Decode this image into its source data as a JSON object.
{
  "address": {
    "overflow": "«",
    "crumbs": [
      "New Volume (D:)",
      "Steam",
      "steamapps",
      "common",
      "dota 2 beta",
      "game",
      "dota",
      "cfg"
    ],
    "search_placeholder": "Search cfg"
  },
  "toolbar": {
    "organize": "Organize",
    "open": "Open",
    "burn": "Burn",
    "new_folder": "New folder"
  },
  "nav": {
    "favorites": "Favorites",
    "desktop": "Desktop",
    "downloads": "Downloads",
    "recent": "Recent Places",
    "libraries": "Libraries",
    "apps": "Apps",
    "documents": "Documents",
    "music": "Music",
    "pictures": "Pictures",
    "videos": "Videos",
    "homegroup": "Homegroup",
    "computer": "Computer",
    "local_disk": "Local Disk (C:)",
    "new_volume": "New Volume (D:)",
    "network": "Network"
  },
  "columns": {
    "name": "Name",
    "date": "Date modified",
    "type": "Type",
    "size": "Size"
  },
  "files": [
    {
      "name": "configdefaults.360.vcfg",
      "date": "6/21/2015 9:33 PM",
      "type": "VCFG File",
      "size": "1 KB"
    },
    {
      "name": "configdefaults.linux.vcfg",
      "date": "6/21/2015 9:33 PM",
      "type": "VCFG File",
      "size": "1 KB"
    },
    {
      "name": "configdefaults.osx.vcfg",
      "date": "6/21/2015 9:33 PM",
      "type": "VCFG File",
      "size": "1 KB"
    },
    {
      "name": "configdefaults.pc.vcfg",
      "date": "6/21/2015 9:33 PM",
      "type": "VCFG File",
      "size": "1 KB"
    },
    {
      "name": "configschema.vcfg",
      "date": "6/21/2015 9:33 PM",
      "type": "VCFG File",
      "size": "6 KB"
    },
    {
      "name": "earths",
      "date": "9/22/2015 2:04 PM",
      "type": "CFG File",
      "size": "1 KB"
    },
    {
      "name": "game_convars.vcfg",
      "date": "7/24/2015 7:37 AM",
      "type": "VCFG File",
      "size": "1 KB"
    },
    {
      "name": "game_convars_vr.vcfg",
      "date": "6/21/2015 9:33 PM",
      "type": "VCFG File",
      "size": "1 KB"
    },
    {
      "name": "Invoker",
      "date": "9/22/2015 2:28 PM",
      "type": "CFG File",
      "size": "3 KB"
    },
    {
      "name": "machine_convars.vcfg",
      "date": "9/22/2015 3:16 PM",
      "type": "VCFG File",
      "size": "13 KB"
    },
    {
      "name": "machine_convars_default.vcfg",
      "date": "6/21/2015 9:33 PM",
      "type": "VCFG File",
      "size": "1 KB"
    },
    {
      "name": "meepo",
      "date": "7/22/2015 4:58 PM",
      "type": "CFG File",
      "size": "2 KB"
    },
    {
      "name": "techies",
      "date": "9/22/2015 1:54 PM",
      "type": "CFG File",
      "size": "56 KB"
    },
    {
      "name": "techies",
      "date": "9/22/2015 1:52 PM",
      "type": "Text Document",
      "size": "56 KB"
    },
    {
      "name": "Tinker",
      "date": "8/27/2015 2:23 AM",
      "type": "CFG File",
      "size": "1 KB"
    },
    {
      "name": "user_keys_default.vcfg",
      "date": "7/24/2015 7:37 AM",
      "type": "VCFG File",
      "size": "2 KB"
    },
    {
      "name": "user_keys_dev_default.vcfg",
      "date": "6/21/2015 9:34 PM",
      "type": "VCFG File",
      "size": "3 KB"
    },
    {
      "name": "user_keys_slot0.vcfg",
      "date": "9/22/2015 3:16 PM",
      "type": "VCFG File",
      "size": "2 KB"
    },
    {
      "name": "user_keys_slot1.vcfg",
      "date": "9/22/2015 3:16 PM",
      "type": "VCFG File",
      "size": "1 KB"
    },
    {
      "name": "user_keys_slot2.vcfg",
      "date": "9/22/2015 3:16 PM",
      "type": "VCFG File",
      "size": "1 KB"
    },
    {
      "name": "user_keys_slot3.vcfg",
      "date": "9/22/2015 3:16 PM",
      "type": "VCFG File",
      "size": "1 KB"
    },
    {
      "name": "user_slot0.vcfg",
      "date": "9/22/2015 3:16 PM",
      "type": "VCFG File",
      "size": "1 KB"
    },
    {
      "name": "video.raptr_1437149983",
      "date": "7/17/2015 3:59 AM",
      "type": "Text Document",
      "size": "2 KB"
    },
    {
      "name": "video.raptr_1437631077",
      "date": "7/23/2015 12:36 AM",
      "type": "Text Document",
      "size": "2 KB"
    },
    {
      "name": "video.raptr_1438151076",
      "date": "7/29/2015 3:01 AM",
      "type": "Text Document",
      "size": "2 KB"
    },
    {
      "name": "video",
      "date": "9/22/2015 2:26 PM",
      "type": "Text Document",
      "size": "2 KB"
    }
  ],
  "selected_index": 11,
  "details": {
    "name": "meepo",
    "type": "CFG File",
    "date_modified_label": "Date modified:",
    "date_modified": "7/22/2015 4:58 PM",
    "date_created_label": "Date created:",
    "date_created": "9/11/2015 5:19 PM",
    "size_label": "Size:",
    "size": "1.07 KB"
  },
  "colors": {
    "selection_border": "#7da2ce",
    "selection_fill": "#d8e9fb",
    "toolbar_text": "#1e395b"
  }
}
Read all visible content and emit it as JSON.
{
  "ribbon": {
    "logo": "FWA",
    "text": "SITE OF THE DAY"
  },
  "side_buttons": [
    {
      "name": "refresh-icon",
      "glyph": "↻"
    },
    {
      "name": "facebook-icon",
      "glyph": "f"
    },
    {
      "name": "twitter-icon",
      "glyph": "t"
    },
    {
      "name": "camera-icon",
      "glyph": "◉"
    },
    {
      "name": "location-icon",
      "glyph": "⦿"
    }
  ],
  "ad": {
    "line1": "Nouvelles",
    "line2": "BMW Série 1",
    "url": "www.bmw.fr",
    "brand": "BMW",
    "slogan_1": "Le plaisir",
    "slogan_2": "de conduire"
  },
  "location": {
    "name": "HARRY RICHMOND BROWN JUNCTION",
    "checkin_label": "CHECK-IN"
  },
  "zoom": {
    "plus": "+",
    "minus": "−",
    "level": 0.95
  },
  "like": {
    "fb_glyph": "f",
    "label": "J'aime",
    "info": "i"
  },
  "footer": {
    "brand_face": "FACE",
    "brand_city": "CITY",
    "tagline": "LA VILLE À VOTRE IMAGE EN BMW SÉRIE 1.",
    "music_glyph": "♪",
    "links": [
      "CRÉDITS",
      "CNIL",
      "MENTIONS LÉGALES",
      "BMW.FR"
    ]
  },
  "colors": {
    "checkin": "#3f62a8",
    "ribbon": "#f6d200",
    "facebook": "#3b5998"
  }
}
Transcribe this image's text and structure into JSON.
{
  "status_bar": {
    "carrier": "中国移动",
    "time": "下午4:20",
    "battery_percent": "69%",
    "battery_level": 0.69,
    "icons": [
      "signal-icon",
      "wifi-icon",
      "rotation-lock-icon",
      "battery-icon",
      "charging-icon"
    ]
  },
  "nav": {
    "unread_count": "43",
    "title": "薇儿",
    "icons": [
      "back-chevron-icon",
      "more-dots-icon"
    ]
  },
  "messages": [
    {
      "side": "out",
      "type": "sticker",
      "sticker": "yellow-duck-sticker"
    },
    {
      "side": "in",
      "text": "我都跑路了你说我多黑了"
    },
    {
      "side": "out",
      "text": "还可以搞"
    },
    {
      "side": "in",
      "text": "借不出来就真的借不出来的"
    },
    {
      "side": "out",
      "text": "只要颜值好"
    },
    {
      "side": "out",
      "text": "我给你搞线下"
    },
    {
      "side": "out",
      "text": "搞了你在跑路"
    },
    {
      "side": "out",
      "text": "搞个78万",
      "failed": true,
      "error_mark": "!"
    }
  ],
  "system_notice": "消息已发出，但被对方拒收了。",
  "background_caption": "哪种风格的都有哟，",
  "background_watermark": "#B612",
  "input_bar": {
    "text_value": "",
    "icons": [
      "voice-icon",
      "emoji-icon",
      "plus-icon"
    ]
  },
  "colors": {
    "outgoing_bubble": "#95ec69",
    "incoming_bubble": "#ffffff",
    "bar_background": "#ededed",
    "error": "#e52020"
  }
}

+--

#### WHAT IS BEING ASKED
Using the records above, copy every line that has the word "JSON" in it.

#### OUTPUT OF THE EXERCISE
Decode this image into its source data as a JSON object.
Read all visible content and emit it as JSON.
Transcribe this image's text and structure into JSON.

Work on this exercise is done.